▸ EXERCISE TASK: Set all the material down again unchanged, without the pictures.

▸ TASK DATA:

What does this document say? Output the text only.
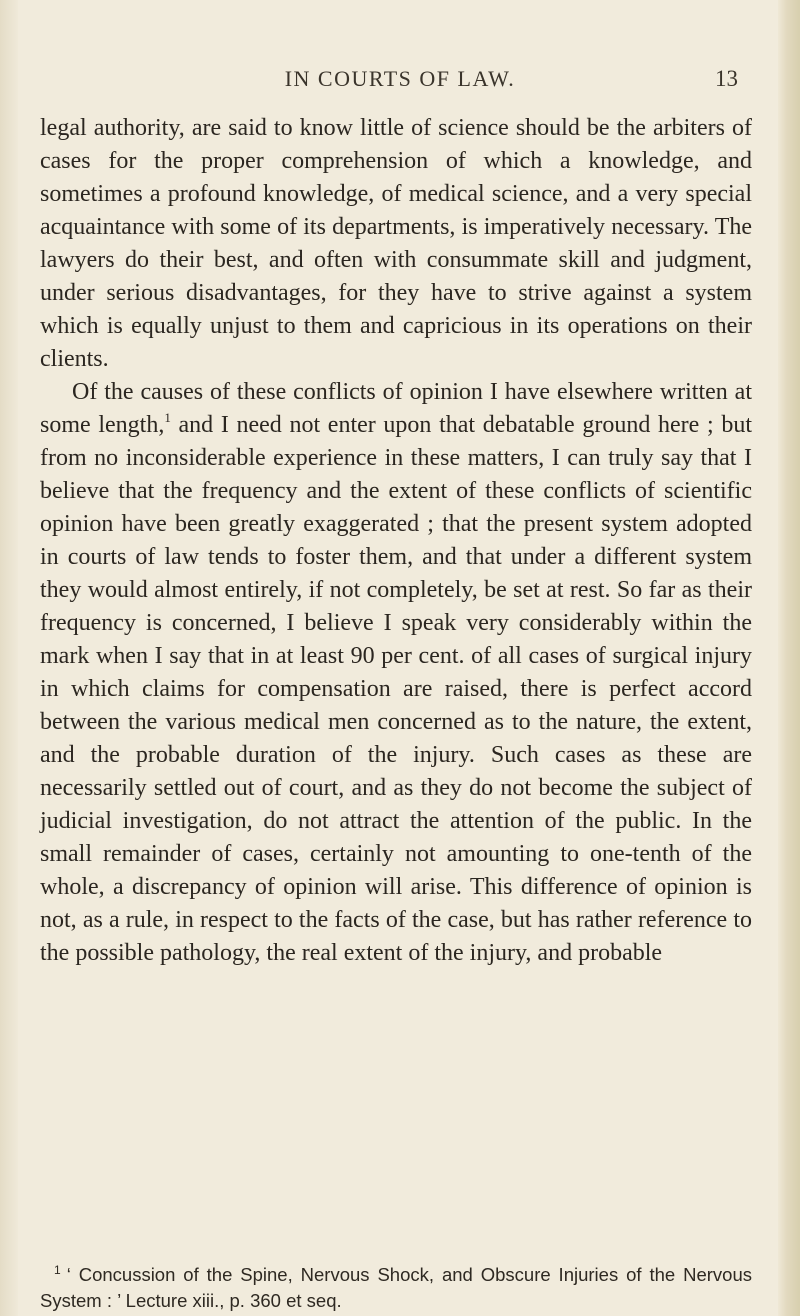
IN COURTS OF LAW.	13

legal authority, are said to know little of science should be the arbiters of cases for the proper comprehension of which a knowledge, and sometimes a profound knowledge, of medical science, and a very special acquaintance with some of its departments, is imperatively necessary. The lawyers do their best, and often with consummate skill and judgment, under serious disadvantages, for they have to strive against a system which is equally unjust to them and capricious in its operations on their clients.

Of the causes of these conflicts of opinion I have elsewhere written at some length,$^1$ and I need not enter upon that debatable ground here ; but from no inconsiderable experience in these matters, I can truly say that I believe that the frequency and the extent of these conflicts of scientific opinion have been greatly exaggerated ; that the present system adopted in courts of law tends to foster them, and that under a different system they would almost entirely, if not completely, be set at rest. So far as their frequency is concerned, I believe I speak very considerably within the mark when I say that in at least 90 per cent. of all cases of surgical injury in which claims for compensation are raised, there is perfect accord between the various medical men concerned as to the nature, the extent, and the probable duration of the injury. Such cases as these are necessarily settled out of court, and as they do not become the subject of judicial investigation, do not attract the attention of the public. In the small remainder of cases, certainly not amounting to one-tenth of the whole, a discrepancy of opinion will arise. This difference of opinion is not, as a rule, in respect to the facts of the case, but has rather reference to the possible pathology, the real extent of the injury, and probable

$^1$ ‘ Concussion of the Spine, Nervous Shock, and Obscure Injuries of the Nervous System : ’ Lecture xiii., p. 360 et seq.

▸ SOLVED EXERCISE:
What does this document say? Output the text only.
IN COURTS OF LAW.	13

legal authority, are said to know little of science should be the arbiters of cases for the proper comprehension of which a knowledge, and sometimes a profound knowledge, of medical science, and a very special acquaintance with some of its departments, is imperatively necessary. The lawyers do their best, and often with consummate skill and judgment, under serious disadvantages, for they have to strive against a system which is equally unjust to them and capricious in its operations on their clients.

Of the causes of these conflicts of opinion I have elsewhere written at some length,$^1$ and I need not enter upon that debatable ground here ; but from no inconsiderable experience in these matters, I can truly say that I believe that the frequency and the extent of these conflicts of scientific opinion have been greatly exaggerated ; that the present system adopted in courts of law tends to foster them, and that under a different system they would almost entirely, if not completely, be set at rest. So far as their frequency is concerned, I believe I speak very considerably within the mark when I say that in at least 90 per cent. of all cases of surgical injury in which claims for compensation are raised, there is perfect accord between the various medical men concerned as to the nature, the extent, and the probable duration of the injury. Such cases as these are necessarily settled out of court, and as they do not become the subject of judicial investigation, do not attract the attention of the public. In the small remainder of cases, certainly not amounting to one-tenth of the whole, a discrepancy of opinion will arise. This difference of opinion is not, as a rule, in respect to the facts of the case, but has rather reference to the possible pathology, the real extent of the injury, and probable

$^1$ ‘ Concussion of the Spine, Nervous Shock, and Obscure Injuries of the Nervous System : ’ Lecture xiii., p. 360 et seq.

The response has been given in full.